-- START Records provided --

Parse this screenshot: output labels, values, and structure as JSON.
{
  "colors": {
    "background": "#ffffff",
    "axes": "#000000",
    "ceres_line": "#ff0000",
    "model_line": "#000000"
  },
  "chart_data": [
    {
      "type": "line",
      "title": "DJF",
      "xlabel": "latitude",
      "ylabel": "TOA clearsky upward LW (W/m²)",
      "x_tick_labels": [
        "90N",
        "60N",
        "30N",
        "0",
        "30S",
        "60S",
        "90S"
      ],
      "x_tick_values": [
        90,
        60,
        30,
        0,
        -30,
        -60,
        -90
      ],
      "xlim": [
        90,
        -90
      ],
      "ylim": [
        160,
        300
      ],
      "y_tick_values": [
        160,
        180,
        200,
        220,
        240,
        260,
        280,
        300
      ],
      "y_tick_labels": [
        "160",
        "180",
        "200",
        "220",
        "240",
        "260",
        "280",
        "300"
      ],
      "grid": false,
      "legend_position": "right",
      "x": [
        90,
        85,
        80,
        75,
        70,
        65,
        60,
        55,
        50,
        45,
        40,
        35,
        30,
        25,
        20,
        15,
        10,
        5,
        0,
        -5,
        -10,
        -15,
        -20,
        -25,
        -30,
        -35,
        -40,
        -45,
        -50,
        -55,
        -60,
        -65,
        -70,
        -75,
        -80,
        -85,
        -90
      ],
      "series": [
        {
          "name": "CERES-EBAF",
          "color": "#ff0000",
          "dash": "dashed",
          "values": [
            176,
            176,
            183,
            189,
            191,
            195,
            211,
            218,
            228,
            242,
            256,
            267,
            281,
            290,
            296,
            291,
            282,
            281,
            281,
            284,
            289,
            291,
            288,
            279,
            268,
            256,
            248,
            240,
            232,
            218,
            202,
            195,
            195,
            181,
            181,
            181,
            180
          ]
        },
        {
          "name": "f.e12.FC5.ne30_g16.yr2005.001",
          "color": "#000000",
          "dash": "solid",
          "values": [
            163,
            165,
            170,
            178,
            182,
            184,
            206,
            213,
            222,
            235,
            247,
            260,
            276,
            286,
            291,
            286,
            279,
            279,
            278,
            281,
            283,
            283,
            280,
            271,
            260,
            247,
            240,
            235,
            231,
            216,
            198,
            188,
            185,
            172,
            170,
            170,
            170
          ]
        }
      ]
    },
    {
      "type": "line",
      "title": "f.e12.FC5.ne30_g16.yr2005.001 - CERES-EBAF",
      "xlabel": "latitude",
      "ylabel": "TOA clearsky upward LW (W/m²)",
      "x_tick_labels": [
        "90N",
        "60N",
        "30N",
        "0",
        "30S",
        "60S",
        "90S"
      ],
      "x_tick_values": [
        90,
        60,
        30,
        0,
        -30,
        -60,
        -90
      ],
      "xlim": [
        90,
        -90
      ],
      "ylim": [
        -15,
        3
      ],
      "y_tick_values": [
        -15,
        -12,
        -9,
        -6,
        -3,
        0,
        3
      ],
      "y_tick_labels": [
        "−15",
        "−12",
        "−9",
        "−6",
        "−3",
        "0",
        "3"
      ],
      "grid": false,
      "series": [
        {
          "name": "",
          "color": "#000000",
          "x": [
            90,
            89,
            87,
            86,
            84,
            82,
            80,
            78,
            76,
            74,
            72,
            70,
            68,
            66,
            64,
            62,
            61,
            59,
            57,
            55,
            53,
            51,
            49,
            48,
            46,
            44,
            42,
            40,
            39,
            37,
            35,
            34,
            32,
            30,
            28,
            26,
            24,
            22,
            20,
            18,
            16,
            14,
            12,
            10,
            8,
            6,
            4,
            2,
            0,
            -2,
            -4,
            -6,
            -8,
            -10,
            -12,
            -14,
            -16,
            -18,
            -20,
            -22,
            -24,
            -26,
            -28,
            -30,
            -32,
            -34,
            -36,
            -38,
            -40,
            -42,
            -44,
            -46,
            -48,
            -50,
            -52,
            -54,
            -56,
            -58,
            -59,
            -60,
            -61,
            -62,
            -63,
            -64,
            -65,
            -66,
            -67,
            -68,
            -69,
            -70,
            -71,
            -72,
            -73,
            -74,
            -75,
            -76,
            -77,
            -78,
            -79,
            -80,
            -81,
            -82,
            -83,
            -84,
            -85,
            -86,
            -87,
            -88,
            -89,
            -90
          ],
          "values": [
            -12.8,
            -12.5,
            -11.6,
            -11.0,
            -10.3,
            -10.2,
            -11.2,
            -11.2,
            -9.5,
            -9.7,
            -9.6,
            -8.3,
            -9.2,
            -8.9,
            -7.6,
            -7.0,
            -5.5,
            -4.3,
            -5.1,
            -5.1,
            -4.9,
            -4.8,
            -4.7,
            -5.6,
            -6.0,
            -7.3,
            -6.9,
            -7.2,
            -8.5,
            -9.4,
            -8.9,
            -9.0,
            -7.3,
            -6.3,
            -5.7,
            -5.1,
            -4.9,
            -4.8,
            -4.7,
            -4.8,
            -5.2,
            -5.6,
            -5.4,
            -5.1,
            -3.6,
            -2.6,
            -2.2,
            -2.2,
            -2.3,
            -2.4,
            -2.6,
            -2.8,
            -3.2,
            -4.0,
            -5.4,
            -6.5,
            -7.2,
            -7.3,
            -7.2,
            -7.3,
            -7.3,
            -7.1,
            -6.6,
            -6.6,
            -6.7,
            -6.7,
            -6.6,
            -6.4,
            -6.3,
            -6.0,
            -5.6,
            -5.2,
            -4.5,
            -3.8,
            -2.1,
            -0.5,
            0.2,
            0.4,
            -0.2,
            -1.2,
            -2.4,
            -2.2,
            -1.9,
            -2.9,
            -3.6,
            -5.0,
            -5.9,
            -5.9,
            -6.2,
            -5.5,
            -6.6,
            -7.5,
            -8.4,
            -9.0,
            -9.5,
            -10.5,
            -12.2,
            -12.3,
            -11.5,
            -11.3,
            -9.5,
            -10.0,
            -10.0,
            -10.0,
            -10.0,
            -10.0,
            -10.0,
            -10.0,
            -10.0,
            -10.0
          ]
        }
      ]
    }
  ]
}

-- END Records provided --

* _Task to complete_:
Reproduce the material in full, with no word added or dropped.

* _Response to the task_:
Parse this screenshot: output labels, values, and structure as JSON.
{
  "colors": {
    "background": "#ffffff",
    "axes": "#000000",
    "ceres_line": "#ff0000",
    "model_line": "#000000"
  },
  "chart_data": [
    {
      "type": "line",
      "title": "DJF",
      "xlabel": "latitude",
      "ylabel": "TOA clearsky upward LW (W/m²)",
      "x_tick_labels": [
        "90N",
        "60N",
        "30N",
        "0",
        "30S",
        "60S",
        "90S"
      ],
      "x_tick_values": [
        90,
        60,
        30,
        0,
        -30,
        -60,
        -90
      ],
      "xlim": [
        90,
        -90
      ],
      "ylim": [
        160,
        300
      ],
      "y_tick_values": [
        160,
        180,
        200,
        220,
        240,
        260,
        280,
        300
      ],
      "y_tick_labels": [
        "160",
        "180",
        "200",
        "220",
        "240",
        "260",
        "280",
        "300"
      ],
      "grid": false,
      "legend_position": "right",
      "x": [
        90,
        85,
        80,
        75,
        70,
        65,
        60,
        55,
        50,
        45,
        40,
        35,
        30,
        25,
        20,
        15,
        10,
        5,
        0,
        -5,
        -10,
        -15,
        -20,
        -25,
        -30,
        -35,
        -40,
        -45,
        -50,
        -55,
        -60,
        -65,
        -70,
        -75,
        -80,
        -85,
        -90
      ],
      "series": [
        {
          "name": "CERES-EBAF",
          "color": "#ff0000",
          "dash": "dashed",
          "values": [
            176,
            176,
            183,
            189,
            191,
            195,
            211,
            218,
            228,
            242,
            256,
            267,
            281,
            290,
            296,
            291,
            282,
            281,
            281,
            284,
            289,
            291,
            288,
            279,
            268,
            256,
            248,
            240,
            232,
            218,
            202,
            195,
            195,
            181,
            181,
            181,
            180
          ]
        },
        {
          "name": "f.e12.FC5.ne30_g16.yr2005.001",
          "color": "#000000",
          "dash": "solid",
          "values": [
            163,
            165,
            170,
            178,
            182,
            184,
            206,
            213,
            222,
            235,
            247,
            260,
            276,
            286,
            291,
            286,
            279,
            279,
            278,
            281,
            283,
            283,
            280,
            271,
            260,
            247,
            240,
            235,
            231,
            216,
            198,
            188,
            185,
            172,
            170,
            170,
            170
          ]
        }
      ]
    },
    {
      "type": "line",
      "title": "f.e12.FC5.ne30_g16.yr2005.001 - CERES-EBAF",
      "xlabel": "latitude",
      "ylabel": "TOA clearsky upward LW (W/m²)",
      "x_tick_labels": [
        "90N",
        "60N",
        "30N",
        "0",
        "30S",
        "60S",
        "90S"
      ],
      "x_tick_values": [
        90,
        60,
        30,
        0,
        -30,
        -60,
        -90
      ],
      "xlim": [
        90,
        -90
      ],
      "ylim": [
        -15,
        3
      ],
      "y_tick_values": [
        -15,
        -12,
        -9,
        -6,
        -3,
        0,
        3
      ],
      "y_tick_labels": [
        "−15",
        "−12",
        "−9",
        "−6",
        "−3",
        "0",
        "3"
      ],
      "grid": false,
      "series": [
        {
          "name": "",
          "color": "#000000",
          "x": [
            90,
            89,
            87,
            86,
            84,
            82,
            80,
            78,
            76,
            74,
            72,
            70,
            68,
            66,
            64,
            62,
            61,
            59,
            57,
            55,
            53,
            51,
            49,
            48,
            46,
            44,
            42,
            40,
            39,
            37,
            35,
            34,
            32,
            30,
            28,
            26,
            24,
            22,
            20,
            18,
            16,
            14,
            12,
            10,
            8,
            6,
            4,
            2,
            0,
            -2,
            -4,
            -6,
            -8,
            -10,
            -12,
            -14,
            -16,
            -18,
            -20,
            -22,
            -24,
            -26,
            -28,
            -30,
            -32,
            -34,
            -36,
            -38,
            -40,
            -42,
            -44,
            -46,
            -48,
            -50,
            -52,
            -54,
            -56,
            -58,
            -59,
            -60,
            -61,
            -62,
            -63,
            -64,
            -65,
            -66,
            -67,
            -68,
            -69,
            -70,
            -71,
            -72,
            -73,
            -74,
            -75,
            -76,
            -77,
            -78,
            -79,
            -80,
            -81,
            -82,
            -83,
            -84,
            -85,
            -86,
            -87,
            -88,
            -89,
            -90
          ],
          "values": [
            -12.8,
            -12.5,
            -11.6,
            -11.0,
            -10.3,
            -10.2,
            -11.2,
            -11.2,
            -9.5,
            -9.7,
            -9.6,
            -8.3,
            -9.2,
            -8.9,
            -7.6,
            -7.0,
            -5.5,
            -4.3,
            -5.1,
            -5.1,
            -4.9,
            -4.8,
            -4.7,
            -5.6,
            -6.0,
            -7.3,
            -6.9,
            -7.2,
            -8.5,
            -9.4,
            -8.9,
            -9.0,
            -7.3,
            -6.3,
            -5.7,
            -5.1,
            -4.9,
            -4.8,
            -4.7,
            -4.8,
            -5.2,
            -5.6,
            -5.4,
            -5.1,
            -3.6,
            -2.6,
            -2.2,
            -2.2,
            -2.3,
            -2.4,
            -2.6,
            -2.8,
            -3.2,
            -4.0,
            -5.4,
            -6.5,
            -7.2,
            -7.3,
            -7.2,
            -7.3,
            -7.3,
            -7.1,
            -6.6,
            -6.6,
            -6.7,
            -6.7,
            -6.6,
            -6.4,
            -6.3,
            -6.0,
            -5.6,
            -5.2,
            -4.5,
            -3.8,
            -2.1,
            -0.5,
            0.2,
            0.4,
            -0.2,
            -1.2,
            -2.4,
            -2.2,
            -1.9,
            -2.9,
            -3.6,
            -5.0,
            -5.9,
            -5.9,
            -6.2,
            -5.5,
            -6.6,
            -7.5,
            -8.4,
            -9.0,
            -9.5,
            -10.5,
            -12.2,
            -12.3,
            -11.5,
            -11.3,
            -9.5,
            -10.0,
            -10.0,
            -10.0,
            -10.0,
            -10.0,
            -10.0,
            -10.0,
            -10.0,
            -10.0
          ]
        }
      ]
    }
  ]
}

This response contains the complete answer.